[START OF Supplied data]

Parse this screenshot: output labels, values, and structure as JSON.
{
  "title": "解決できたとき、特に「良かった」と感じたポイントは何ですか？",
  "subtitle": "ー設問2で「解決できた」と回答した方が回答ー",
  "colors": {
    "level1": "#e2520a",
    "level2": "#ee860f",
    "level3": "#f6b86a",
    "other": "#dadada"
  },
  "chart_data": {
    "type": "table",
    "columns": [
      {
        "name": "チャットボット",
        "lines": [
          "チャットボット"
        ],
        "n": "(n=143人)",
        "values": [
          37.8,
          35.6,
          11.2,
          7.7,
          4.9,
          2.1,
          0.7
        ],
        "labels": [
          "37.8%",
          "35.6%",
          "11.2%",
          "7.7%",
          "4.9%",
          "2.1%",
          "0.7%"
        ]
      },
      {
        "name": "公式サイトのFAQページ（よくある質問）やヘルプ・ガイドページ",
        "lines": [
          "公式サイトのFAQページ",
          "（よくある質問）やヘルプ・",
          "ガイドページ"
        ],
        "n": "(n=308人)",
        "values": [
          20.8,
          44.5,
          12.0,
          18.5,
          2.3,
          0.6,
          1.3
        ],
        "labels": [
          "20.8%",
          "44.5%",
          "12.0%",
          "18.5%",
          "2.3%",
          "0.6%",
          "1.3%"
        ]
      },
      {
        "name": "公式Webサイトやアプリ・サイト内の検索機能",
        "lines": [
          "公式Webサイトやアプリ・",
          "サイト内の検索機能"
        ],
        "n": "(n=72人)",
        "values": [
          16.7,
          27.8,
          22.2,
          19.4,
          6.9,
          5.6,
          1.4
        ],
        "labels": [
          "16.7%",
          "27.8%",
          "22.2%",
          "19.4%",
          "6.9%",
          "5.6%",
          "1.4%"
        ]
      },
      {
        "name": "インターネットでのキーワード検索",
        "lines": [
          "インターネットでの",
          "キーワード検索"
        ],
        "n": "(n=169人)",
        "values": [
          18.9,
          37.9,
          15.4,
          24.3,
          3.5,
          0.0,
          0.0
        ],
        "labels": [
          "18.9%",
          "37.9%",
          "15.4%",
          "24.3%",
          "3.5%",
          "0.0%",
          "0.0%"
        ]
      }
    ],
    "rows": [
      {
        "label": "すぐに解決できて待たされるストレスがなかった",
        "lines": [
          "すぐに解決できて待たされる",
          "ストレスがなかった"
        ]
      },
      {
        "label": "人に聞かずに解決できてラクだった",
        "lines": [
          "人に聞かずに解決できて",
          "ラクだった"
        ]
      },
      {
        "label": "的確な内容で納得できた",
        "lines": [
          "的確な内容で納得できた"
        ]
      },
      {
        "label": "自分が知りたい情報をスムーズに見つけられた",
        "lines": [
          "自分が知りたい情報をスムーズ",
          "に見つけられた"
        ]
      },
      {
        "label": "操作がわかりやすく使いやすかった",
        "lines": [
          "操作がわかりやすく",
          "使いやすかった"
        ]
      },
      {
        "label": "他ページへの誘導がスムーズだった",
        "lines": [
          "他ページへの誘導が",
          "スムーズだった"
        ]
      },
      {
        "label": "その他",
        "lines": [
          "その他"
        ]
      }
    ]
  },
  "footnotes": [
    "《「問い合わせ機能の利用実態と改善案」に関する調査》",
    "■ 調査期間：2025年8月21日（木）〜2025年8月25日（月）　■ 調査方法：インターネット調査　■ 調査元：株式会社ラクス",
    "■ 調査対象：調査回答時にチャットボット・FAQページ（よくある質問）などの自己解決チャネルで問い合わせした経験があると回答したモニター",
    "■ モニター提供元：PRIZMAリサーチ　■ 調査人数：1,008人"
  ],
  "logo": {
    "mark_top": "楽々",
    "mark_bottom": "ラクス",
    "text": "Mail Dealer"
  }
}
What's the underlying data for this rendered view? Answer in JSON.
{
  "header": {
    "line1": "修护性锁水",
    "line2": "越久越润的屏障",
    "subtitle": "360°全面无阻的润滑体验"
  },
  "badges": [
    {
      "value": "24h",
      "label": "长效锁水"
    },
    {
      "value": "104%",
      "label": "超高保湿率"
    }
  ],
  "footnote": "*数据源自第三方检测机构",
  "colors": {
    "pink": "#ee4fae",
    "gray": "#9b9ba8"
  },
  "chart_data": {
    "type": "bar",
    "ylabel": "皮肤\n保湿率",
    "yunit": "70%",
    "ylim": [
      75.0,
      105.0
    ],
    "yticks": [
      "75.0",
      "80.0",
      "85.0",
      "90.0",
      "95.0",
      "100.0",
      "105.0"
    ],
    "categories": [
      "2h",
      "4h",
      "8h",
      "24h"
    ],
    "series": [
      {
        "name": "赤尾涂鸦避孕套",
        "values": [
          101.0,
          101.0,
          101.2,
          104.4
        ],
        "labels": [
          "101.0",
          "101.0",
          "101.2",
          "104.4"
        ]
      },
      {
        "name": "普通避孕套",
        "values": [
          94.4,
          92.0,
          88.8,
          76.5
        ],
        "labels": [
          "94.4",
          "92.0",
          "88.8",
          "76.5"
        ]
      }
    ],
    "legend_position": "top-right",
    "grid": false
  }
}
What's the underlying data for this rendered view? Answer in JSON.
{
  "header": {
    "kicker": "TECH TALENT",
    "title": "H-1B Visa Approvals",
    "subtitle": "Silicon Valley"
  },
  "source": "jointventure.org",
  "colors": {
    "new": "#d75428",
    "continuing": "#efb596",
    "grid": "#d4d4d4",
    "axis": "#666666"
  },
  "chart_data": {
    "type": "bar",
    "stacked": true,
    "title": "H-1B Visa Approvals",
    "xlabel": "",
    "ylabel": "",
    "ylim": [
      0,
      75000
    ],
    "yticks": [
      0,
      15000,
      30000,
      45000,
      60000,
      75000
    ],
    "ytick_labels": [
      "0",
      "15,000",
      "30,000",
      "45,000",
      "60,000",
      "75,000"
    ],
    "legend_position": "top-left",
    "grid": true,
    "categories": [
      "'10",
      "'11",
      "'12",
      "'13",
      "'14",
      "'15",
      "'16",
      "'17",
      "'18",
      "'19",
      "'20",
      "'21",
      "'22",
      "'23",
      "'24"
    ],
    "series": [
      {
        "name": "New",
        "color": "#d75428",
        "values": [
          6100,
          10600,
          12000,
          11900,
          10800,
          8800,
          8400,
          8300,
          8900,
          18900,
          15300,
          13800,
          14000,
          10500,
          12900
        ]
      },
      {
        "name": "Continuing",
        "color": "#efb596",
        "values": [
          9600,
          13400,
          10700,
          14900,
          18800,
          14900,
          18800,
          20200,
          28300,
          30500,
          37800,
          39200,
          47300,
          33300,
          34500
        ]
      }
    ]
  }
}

[END OF Supplied data]

Copy each line in the data that holds the word "公式Webサイトやアプリ".

### Worked solution:
        "name": "公式Webサイトやアプリ・サイト内の検索機能",
          "公式Webサイトやアプリ・",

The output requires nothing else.